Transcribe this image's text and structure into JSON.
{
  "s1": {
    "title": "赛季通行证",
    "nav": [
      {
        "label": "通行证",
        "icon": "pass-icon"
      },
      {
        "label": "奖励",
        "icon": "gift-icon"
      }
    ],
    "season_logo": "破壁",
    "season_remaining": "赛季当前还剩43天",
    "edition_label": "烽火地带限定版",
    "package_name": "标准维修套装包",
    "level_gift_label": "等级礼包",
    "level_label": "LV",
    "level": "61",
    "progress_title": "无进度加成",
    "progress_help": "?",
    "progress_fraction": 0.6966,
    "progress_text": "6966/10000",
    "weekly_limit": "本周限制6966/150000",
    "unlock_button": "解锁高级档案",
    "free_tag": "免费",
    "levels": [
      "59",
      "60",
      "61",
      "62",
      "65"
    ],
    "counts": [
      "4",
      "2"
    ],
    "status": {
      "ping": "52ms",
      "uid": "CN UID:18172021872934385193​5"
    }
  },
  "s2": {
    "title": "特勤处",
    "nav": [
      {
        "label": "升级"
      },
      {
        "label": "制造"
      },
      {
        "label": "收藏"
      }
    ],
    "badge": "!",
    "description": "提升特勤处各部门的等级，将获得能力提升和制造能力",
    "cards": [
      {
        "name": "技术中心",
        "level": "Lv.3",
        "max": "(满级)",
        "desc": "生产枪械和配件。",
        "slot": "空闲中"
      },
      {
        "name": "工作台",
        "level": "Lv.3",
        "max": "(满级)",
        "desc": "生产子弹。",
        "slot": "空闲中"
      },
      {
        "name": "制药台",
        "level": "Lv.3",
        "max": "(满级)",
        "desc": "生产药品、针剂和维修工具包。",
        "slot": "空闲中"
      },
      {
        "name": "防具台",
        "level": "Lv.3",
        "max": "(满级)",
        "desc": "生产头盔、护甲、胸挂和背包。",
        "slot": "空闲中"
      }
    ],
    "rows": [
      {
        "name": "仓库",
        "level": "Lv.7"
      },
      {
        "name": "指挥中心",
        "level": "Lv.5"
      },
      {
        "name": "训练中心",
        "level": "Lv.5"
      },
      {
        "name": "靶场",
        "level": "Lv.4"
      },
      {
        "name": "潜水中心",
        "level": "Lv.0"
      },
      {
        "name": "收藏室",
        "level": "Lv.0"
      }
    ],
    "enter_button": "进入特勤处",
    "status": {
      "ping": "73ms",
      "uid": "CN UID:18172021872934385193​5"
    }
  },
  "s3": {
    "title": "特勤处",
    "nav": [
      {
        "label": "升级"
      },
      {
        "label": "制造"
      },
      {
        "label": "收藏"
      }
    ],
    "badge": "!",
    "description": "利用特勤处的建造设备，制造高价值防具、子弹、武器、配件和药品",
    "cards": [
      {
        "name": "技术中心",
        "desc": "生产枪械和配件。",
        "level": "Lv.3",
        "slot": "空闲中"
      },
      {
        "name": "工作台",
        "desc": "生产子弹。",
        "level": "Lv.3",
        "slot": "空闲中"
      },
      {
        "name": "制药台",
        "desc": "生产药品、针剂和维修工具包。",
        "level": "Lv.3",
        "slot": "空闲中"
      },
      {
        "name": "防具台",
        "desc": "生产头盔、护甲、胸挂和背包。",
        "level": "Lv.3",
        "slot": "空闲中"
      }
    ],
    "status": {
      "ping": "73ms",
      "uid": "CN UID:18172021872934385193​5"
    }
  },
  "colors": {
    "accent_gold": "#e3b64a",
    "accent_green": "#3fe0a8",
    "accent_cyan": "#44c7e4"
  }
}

#### Written request:
All of the records must be retyped exactly as they are.

#### The solution:
Transcribe this image's text and structure into JSON.
{
  "s1": {
    "title": "赛季通行证",
    "nav": [
      {
        "label": "通行证",
        "icon": "pass-icon"
      },
      {
        "label": "奖励",
        "icon": "gift-icon"
      }
    ],
    "season_logo": "破壁",
    "season_remaining": "赛季当前还剩43天",
    "edition_label": "烽火地带限定版",
    "package_name": "标准维修套装包",
    "level_gift_label": "等级礼包",
    "level_label": "LV",
    "level": "61",
    "progress_title": "无进度加成",
    "progress_help": "?",
    "progress_fraction": 0.6966,
    "progress_text": "6966/10000",
    "weekly_limit": "本周限制6966/150000",
    "unlock_button": "解锁高级档案",
    "free_tag": "免费",
    "levels": [
      "59",
      "60",
      "61",
      "62",
      "65"
    ],
    "counts": [
      "4",
      "2"
    ],
    "status": {
      "ping": "52ms",
      "uid": "CN UID:18172021872934385193​5"
    }
  },
  "s2": {
    "title": "特勤处",
    "nav": [
      {
        "label": "升级"
      },
      {
        "label": "制造"
      },
      {
        "label": "收藏"
      }
    ],
    "badge": "!",
    "description": "提升特勤处各部门的等级，将获得能力提升和制造能力",
    "cards": [
      {
        "name": "技术中心",
        "level": "Lv.3",
        "max": "(满级)",
        "desc": "生产枪械和配件。",
        "slot": "空闲中"
      },
      {
        "name": "工作台",
        "level": "Lv.3",
        "max": "(满级)",
        "desc": "生产子弹。",
        "slot": "空闲中"
      },
      {
        "name": "制药台",
        "level": "Lv.3",
        "max": "(满级)",
        "desc": "生产药品、针剂和维修工具包。",
        "slot": "空闲中"
      },
      {
        "name": "防具台",
        "level": "Lv.3",
        "max": "(满级)",
        "desc": "生产头盔、护甲、胸挂和背包。",
        "slot": "空闲中"
      }
    ],
    "rows": [
      {
        "name": "仓库",
        "level": "Lv.7"
      },
      {
        "name": "指挥中心",
        "level": "Lv.5"
      },
      {
        "name": "训练中心",
        "level": "Lv.5"
      },
      {
        "name": "靶场",
        "level": "Lv.4"
      },
      {
        "name": "潜水中心",
        "level": "Lv.0"
      },
      {
        "name": "收藏室",
        "level": "Lv.0"
      }
    ],
    "enter_button": "进入特勤处",
    "status": {
      "ping": "73ms",
      "uid": "CN UID:18172021872934385193​5"
    }
  },
  "s3": {
    "title": "特勤处",
    "nav": [
      {
        "label": "升级"
      },
      {
        "label": "制造"
      },
      {
        "label": "收藏"
      }
    ],
    "badge": "!",
    "description": "利用特勤处的建造设备，制造高价值防具、子弹、武器、配件和药品",
    "cards": [
      {
        "name": "技术中心",
        "desc": "生产枪械和配件。",
        "level": "Lv.3",
        "slot": "空闲中"
      },
      {
        "name": "工作台",
        "desc": "生产子弹。",
        "level": "Lv.3",
        "slot": "空闲中"
      },
      {
        "name": "制药台",
        "desc": "生产药品、针剂和维修工具包。",
        "level": "Lv.3",
        "slot": "空闲中"
      },
      {
        "name": "防具台",
        "desc": "生产头盔、护甲、胸挂和背包。",
        "level": "Lv.3",
        "slot": "空闲中"
      }
    ],
    "status": {
      "ping": "73ms",
      "uid": "CN UID:18172021872934385193​5"
    }
  },
  "colors": {
    "accent_gold": "#e3b64a",
    "accent_green": "#3fe0a8",
    "accent_cyan": "#44c7e4"
  }
}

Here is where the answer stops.